## What is being asked
Collect all lines below with the string "organize".

## Record list
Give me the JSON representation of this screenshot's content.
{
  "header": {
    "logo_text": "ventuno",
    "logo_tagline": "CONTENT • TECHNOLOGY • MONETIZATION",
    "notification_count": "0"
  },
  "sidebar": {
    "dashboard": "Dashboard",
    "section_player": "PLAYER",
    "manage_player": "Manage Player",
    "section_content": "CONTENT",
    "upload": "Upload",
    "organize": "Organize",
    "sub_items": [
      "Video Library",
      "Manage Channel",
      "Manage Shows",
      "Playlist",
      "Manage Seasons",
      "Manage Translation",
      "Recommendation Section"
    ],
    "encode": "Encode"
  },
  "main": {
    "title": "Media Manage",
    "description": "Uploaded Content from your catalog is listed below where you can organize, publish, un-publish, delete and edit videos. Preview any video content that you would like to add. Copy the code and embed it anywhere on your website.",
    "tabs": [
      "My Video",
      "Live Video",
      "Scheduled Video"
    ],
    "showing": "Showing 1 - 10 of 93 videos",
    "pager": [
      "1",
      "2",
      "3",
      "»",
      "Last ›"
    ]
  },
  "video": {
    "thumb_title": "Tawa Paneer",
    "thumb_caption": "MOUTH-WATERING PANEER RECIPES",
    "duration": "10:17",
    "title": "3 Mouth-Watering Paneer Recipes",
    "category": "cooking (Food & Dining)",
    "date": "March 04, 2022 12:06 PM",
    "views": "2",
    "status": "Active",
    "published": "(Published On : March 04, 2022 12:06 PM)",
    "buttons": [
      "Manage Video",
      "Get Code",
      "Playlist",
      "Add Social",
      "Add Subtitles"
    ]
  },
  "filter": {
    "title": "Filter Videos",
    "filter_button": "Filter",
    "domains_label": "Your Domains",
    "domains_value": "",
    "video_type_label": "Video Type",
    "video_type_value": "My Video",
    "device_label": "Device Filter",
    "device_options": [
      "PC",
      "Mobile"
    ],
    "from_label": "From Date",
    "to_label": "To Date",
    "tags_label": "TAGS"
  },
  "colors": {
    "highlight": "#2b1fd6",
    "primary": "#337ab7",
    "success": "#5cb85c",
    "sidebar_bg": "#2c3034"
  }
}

## Exercise answer
    "organize": "Organize",
    "description": "Uploaded Content from your catalog is listed below where you can organize, publish, un-publish, delete and edit videos. Preview any video content that you would like to add. Copy the code and embed it anywhere on your website.",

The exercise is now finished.